[TASK INSTRUCTIONS] Set out every line bearing the string "토양에서".

------------------------

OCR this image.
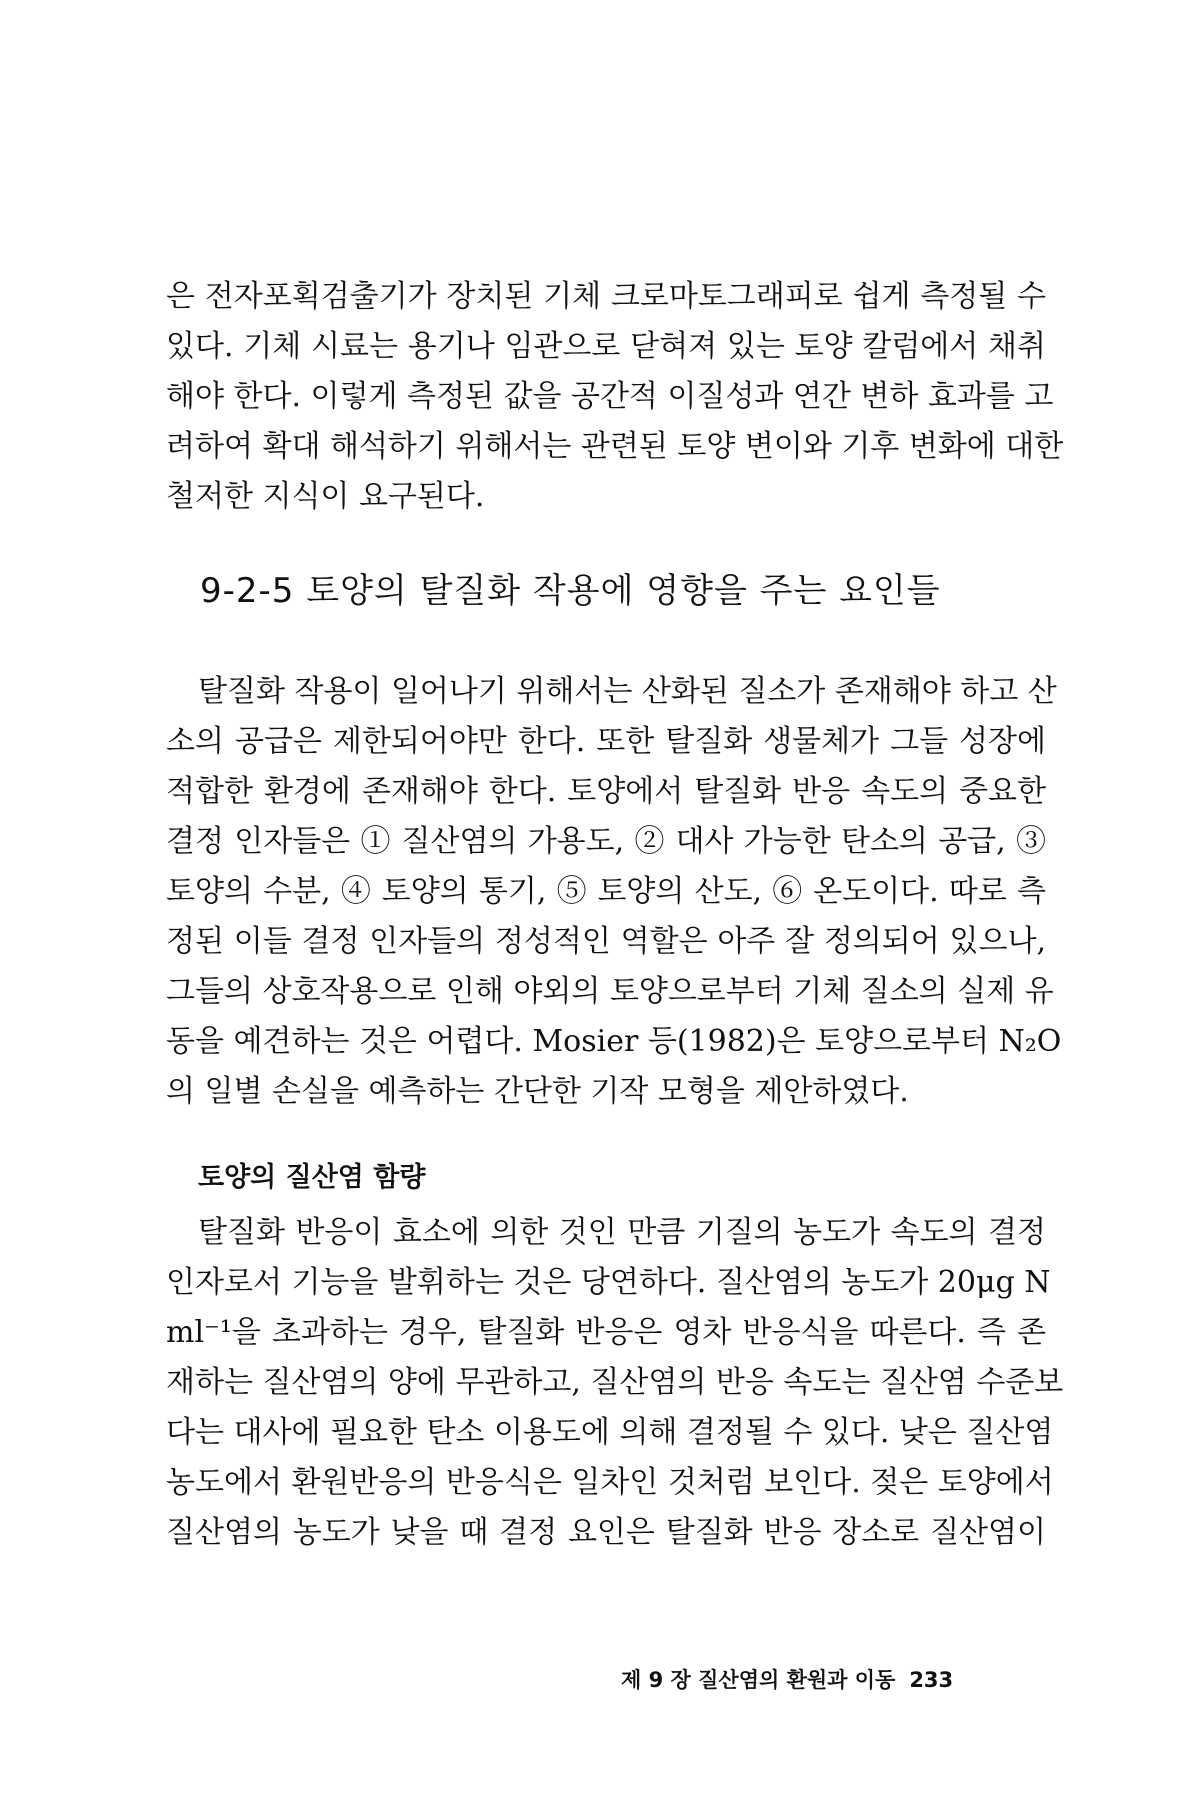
은 전자포획검출기가 장치된 기체 크로마토그래피로 쉽게 측정될 수
있다. 기체 시료는 용기나 임관으로 닫혀져 있는 토양 칼럼에서 채취
해야 한다. 이렇게 측정된 값을 공간적 이질성과 연간 변하 효과를 고
려하여 확대 해석하기 위해서는 관련된 토양 변이와 기후 변화에 대한
철저한 지식이 요구된다.
9-2-5 토양의 탈질화 작용에 영향을 주는 요인들
탈질화 작용이 일어나기 위해서는 산화된 질소가 존재해야 하고 산
소의 공급은 제한되어야만 한다. 또한 탈질화 생물체가 그들 성장에
적합한 환경에 존재해야 한다. 토양에서 탈질화 반응 속도의 중요한
결정 인자들은 ① 질산염의 가용도, ② 대사 가능한 탄소의 공급, ③
토양의 수분, ④ 토양의 통기, ⑤ 토양의 산도, ⑥ 온도이다. 따로 측
정된 이들 결정 인자들의 정성적인 역할은 아주 잘 정의되어 있으나,
그들의 상호작용으로 인해 야외의 토양으로부터 기체 질소의 실제 유
동을 예견하는 것은 어렵다. Mosier 등(1982)은 토양으로부터 N₂O
의 일별 손실을 예측하는 간단한 기작 모형을 제안하였다.
토양의 질산염 함량
탈질화 반응이 효소에 의한 것인 만큼 기질의 농도가 속도의 결정
인자로서 기능을 발휘하는 것은 당연하다. 질산염의 농도가 20μg N
ml⁻¹을 초과하는 경우, 탈질화 반응은 영차 반응식을 따른다. 즉 존
재하는 질산염의 양에 무관하고, 질산염의 반응 속도는 질산염 수준보
다는 대사에 필요한 탄소 이용도에 의해 결정될 수 있다. 낮은 질산염
농도에서 환원반응의 반응식은 일차인 것처럼 보인다. 젖은 토양에서
질산염의 농도가 낮을 때 결정 요인은 탈질화 반응 장소로 질산염이
제 9 장 질산염의 환원과 이동 233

------------------------

[WORKED SOLUTION]
적합한 환경에 존재해야 한다. 토양에서 탈질화 반응 속도의 중요한
농도에서 환원반응의 반응식은 일차인 것처럼 보인다. 젖은 토양에서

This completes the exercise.